═══ Text passage ═══

- Church: Anglican Church of Canada
- Province: Rupert's Land
- Diocese: Rupert's Land
- In office: 1988–1993
- Predecessor: Kent Clarke
- Successor: Barry Curtis
- Other post: Bishop of Rupert's Land (1983-1993)
- Previous post: Bishop of South Dakota (1970-1983)

Orders
- Ordination: June 8, 1952 by Ivor Norris
- Consecration: July 25, 1970 by Gordon V. Smith

Personal details
- Born: December 25, 1928 Saint Boniface, Manitoba, Canada
- Died: March 22, 2003 (aged 74) Winnipeg, Manitoba, Canada
- Buried: Cathedral of St John
- Denomination: Anglican
- Parents: Harry Heath Jones, Anne Grace Stoddart
- Spouse: L. Marilyn Lunney ​(m. 1951)​
- Children: 4
- Alma mater: University of Manitoba

= Walter H. Jones (bishop) =

Canadian Anglican bishop

Walter Heath Jones (25 December 1928 – 22 March 2003) was an Anglican bishop in the United States and Canada.

═══ Data supplied ═══

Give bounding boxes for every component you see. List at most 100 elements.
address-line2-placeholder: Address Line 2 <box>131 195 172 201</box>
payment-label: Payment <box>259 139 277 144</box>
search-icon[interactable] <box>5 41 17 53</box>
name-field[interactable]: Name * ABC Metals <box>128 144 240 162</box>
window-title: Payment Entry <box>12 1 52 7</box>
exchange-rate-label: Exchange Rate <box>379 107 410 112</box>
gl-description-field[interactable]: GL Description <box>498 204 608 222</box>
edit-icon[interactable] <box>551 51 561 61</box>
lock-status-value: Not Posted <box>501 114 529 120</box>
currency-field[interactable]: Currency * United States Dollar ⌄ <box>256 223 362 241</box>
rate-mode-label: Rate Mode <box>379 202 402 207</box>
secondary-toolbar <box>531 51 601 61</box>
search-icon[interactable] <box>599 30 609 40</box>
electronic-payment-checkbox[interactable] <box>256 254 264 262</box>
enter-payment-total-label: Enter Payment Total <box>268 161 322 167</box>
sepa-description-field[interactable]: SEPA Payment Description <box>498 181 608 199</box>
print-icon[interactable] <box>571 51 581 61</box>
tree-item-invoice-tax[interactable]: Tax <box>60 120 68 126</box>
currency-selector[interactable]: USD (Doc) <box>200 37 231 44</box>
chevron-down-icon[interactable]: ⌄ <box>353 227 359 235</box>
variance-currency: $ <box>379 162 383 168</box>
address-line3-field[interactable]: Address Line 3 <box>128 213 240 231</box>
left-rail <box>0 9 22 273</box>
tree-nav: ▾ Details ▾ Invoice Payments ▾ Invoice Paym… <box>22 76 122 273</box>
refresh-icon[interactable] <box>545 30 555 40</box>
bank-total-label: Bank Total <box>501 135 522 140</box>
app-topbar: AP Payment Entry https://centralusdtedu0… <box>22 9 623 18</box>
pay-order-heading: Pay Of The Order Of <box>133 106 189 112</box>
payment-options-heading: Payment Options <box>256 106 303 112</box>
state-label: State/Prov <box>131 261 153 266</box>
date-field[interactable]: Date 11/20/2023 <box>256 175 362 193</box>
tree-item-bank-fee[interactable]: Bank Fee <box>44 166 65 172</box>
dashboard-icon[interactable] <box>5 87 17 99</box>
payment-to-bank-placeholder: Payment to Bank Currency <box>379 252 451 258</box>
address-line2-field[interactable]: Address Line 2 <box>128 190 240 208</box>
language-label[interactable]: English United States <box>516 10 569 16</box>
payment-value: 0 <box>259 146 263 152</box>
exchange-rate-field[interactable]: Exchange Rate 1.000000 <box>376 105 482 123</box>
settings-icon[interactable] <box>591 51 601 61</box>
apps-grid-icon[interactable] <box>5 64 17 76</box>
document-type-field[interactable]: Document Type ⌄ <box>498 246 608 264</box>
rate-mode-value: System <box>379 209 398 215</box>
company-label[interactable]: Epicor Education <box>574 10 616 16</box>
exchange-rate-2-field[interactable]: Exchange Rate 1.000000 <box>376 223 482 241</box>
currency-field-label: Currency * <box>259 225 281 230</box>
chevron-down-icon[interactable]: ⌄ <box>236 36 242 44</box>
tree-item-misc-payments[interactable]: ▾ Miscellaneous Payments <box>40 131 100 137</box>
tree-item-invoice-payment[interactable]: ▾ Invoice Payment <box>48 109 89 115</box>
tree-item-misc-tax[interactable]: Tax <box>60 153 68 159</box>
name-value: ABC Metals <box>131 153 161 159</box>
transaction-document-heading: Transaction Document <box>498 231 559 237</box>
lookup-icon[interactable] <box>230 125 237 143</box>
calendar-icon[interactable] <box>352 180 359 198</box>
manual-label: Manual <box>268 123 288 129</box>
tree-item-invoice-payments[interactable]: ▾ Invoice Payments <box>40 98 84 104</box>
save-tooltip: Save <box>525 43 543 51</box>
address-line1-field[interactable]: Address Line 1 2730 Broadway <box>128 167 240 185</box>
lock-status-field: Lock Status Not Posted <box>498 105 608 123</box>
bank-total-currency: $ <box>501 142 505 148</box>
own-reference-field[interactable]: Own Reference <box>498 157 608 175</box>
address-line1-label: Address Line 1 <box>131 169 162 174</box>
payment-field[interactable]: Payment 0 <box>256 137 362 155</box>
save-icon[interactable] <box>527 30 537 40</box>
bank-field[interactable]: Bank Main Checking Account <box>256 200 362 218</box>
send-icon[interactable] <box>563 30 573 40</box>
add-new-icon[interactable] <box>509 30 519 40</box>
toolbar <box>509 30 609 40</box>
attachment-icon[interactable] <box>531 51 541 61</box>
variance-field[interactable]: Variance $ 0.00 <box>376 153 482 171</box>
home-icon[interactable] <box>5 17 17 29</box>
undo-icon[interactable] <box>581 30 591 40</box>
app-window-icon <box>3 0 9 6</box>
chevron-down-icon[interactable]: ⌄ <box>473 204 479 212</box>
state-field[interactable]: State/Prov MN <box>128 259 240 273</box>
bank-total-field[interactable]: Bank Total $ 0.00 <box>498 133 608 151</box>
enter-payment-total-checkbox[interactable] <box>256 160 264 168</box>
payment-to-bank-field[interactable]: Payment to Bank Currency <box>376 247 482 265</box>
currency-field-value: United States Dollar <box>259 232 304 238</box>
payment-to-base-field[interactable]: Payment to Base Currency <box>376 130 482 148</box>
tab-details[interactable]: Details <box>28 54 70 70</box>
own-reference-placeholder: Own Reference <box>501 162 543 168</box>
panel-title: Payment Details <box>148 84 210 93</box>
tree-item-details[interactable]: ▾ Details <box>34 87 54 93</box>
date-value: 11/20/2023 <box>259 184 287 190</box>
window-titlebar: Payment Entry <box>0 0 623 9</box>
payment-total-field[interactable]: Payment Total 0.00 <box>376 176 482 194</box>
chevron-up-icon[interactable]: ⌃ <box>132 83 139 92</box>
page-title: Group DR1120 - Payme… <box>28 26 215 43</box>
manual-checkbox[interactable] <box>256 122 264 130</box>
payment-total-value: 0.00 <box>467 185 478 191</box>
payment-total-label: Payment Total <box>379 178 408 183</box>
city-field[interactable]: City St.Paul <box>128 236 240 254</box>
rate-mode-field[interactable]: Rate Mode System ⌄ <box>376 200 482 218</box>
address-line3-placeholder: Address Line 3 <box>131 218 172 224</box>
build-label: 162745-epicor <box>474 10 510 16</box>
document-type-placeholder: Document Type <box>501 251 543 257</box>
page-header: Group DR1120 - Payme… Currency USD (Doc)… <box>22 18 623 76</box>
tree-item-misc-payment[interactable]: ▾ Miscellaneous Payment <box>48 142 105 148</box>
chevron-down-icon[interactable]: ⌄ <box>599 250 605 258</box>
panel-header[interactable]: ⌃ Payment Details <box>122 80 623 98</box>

═══

### The tasks
1. According to the Walter H. Jones profile, where was he buried?
2. Please quote the Walter H. Jones profile from "- Church: Anglican" up to and including "Rupert's Land (1983-1993)".
3. Decide whether each statement agrees with the Walter H. Jones profile. Answer yes or no, and quote the words of the profile that settle it. (a) Ivor Norris consecrated him as a bishop. (b) He attended the University of Manitoba. (c) He served as Bishop of South Dakota before his post in Rupert's Land.

### Solutions below
1. Cathedral of St John

2.
- Church: Anglican Church of Canada
- Province: Rupert's Land
- Diocese: Rupert's Land
- In office: 1988–1993
- Predecessor: Kent Clarke
- Successor: Barry Curtis
- Other post: Bishop of Rupert's Land (1983-1993)

3.
(a) No: "Consecration: July 25, 1970 by Gordon V. Smith"
(b) Yes: "Alma mater: University of Manitoba"
(c) Yes: "Previous post: Bishop of South Dakota (1970-1983)"